Figure content listings
────────
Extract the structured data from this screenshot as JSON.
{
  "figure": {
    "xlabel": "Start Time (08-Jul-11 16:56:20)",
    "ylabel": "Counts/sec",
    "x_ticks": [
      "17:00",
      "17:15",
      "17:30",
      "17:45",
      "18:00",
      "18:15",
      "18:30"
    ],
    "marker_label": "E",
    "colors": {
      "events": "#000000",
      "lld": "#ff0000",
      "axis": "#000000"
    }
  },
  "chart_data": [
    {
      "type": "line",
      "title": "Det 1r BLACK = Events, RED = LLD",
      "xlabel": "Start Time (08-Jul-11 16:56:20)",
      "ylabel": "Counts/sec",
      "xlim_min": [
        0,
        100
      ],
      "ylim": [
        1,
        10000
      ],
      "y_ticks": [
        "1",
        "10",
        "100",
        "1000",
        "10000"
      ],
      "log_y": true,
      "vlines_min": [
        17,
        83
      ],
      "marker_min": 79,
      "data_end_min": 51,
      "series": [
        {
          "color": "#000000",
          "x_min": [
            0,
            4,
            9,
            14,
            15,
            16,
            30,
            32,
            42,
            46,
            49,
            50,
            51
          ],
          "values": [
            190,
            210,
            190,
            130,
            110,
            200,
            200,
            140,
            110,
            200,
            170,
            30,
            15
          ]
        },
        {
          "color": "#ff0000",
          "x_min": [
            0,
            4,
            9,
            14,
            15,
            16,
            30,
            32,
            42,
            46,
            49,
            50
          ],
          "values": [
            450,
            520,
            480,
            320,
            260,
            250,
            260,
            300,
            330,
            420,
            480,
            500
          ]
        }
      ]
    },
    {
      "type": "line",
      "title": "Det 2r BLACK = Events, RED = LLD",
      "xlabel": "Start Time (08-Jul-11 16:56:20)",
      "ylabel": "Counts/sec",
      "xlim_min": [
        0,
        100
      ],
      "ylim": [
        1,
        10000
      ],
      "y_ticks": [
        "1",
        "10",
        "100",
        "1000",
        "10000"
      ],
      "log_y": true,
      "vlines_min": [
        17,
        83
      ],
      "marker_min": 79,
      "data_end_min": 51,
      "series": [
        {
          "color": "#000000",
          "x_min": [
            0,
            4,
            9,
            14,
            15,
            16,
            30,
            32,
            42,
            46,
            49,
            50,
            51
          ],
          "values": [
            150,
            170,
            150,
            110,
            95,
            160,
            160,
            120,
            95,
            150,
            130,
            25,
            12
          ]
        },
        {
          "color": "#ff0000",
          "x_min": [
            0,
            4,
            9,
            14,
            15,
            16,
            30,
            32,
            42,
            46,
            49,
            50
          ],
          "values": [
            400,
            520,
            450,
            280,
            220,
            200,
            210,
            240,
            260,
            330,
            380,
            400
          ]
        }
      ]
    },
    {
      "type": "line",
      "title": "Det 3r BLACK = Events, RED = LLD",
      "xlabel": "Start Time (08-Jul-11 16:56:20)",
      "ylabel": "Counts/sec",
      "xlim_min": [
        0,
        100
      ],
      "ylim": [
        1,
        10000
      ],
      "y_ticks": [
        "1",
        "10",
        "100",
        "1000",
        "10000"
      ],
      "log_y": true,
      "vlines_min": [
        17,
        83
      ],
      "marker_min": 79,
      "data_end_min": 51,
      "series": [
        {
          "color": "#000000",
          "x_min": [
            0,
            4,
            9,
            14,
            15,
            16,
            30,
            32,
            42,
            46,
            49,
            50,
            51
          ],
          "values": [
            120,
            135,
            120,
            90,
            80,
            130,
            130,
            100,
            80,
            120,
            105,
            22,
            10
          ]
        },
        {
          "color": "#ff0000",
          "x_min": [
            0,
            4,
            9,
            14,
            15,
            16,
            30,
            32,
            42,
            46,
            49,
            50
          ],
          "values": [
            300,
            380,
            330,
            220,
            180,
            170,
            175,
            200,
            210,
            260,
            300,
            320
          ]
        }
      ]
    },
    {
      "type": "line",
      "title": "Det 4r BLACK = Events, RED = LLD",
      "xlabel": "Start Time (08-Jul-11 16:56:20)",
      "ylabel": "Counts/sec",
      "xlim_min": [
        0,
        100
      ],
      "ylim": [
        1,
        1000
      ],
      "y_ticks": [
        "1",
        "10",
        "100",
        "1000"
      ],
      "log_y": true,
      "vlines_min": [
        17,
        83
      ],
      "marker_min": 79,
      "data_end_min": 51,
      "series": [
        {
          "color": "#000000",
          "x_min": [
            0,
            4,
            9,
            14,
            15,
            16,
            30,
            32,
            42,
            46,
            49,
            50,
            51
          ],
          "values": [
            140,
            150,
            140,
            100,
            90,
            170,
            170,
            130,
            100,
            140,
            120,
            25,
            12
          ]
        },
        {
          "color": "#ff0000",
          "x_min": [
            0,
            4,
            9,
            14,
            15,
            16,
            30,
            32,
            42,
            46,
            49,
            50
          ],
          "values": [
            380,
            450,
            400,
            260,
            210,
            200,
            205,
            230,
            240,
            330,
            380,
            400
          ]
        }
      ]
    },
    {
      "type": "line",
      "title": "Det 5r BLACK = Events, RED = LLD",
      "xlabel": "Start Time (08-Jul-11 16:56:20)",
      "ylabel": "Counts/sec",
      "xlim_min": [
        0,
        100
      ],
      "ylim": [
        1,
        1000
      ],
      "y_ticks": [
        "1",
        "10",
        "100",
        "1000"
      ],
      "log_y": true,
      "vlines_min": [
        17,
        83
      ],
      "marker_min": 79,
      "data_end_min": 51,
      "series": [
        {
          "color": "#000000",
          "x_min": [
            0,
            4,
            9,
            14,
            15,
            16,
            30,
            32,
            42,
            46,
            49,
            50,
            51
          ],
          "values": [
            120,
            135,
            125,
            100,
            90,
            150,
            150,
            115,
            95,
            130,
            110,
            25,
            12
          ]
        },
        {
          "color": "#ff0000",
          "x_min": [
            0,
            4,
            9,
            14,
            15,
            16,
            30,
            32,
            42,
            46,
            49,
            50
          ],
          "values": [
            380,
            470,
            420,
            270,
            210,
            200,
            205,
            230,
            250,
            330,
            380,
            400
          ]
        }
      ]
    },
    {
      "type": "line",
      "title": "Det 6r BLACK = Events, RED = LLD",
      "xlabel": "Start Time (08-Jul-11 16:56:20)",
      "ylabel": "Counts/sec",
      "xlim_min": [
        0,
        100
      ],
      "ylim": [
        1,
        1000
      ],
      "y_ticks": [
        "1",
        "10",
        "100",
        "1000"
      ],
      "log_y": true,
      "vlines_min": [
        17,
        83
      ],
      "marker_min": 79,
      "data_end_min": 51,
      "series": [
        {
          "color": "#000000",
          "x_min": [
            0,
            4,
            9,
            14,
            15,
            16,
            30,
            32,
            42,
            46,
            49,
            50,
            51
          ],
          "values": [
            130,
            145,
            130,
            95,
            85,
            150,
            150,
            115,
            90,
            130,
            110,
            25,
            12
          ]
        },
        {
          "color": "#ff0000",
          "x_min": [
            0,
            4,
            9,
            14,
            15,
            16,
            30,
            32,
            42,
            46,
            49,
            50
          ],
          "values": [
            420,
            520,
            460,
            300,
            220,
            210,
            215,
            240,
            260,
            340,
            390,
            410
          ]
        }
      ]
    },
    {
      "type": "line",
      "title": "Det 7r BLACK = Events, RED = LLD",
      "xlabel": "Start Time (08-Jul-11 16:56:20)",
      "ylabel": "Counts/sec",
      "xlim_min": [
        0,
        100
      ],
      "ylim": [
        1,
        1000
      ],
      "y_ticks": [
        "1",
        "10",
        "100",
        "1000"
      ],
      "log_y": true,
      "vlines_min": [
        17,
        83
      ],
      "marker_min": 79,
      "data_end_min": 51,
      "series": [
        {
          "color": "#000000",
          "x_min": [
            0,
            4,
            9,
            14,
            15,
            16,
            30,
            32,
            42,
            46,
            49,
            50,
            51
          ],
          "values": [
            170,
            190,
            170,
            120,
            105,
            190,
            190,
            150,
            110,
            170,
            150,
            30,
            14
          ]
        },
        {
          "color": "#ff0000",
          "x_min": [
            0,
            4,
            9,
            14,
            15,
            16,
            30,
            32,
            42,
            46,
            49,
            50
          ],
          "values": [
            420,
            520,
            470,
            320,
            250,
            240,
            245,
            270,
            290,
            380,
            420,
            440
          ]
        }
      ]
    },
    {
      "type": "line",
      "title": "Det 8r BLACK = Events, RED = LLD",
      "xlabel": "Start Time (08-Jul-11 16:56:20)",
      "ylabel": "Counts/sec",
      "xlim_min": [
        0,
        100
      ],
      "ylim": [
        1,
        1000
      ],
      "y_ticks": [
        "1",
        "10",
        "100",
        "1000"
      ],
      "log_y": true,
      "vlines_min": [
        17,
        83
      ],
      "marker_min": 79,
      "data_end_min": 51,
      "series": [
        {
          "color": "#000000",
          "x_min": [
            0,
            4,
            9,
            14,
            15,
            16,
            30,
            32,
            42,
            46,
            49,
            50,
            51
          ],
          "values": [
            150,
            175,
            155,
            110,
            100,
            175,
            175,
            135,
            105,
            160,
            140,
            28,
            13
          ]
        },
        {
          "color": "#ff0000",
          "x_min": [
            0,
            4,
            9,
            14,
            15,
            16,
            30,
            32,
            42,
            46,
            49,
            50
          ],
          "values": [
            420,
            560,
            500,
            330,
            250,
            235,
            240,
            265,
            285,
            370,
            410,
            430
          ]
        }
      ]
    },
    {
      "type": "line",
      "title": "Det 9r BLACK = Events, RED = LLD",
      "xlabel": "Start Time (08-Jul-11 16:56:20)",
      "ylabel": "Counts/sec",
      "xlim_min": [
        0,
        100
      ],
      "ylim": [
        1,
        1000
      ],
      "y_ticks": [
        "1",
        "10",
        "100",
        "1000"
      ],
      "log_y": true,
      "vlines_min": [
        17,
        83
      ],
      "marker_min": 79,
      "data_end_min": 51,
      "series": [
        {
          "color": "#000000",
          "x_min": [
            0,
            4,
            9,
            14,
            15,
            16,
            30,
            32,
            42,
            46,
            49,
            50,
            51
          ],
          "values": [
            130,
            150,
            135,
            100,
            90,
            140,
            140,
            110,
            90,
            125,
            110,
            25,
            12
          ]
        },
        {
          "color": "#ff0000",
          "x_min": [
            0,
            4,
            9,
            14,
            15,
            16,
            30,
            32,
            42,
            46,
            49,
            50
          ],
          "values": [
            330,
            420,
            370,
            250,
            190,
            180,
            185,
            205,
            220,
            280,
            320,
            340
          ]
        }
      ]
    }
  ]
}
────────
_What is expected_.
Among the records above, find each line holding the string "BLACK" and pull it out.

_Written solution_.
      "title": "Det 1r BLACK = Events, RED = LLD",
      "title": "Det 2r BLACK = Events, RED = LLD",
      "title": "Det 3r BLACK = Events, RED = LLD",
      "title": "Det 4r BLACK = Events, RED = LLD",
      "title": "Det 5r BLACK = Events, RED = LLD",
      "title": "Det 6r BLACK = Events, RED = LLD",
      "title": "Det 7r BLACK = Events, RED = LLD",
      "title": "Det 8r BLACK = Events, RED = LLD",
      "title": "Det 9r BLACK = Events, RED = LLD",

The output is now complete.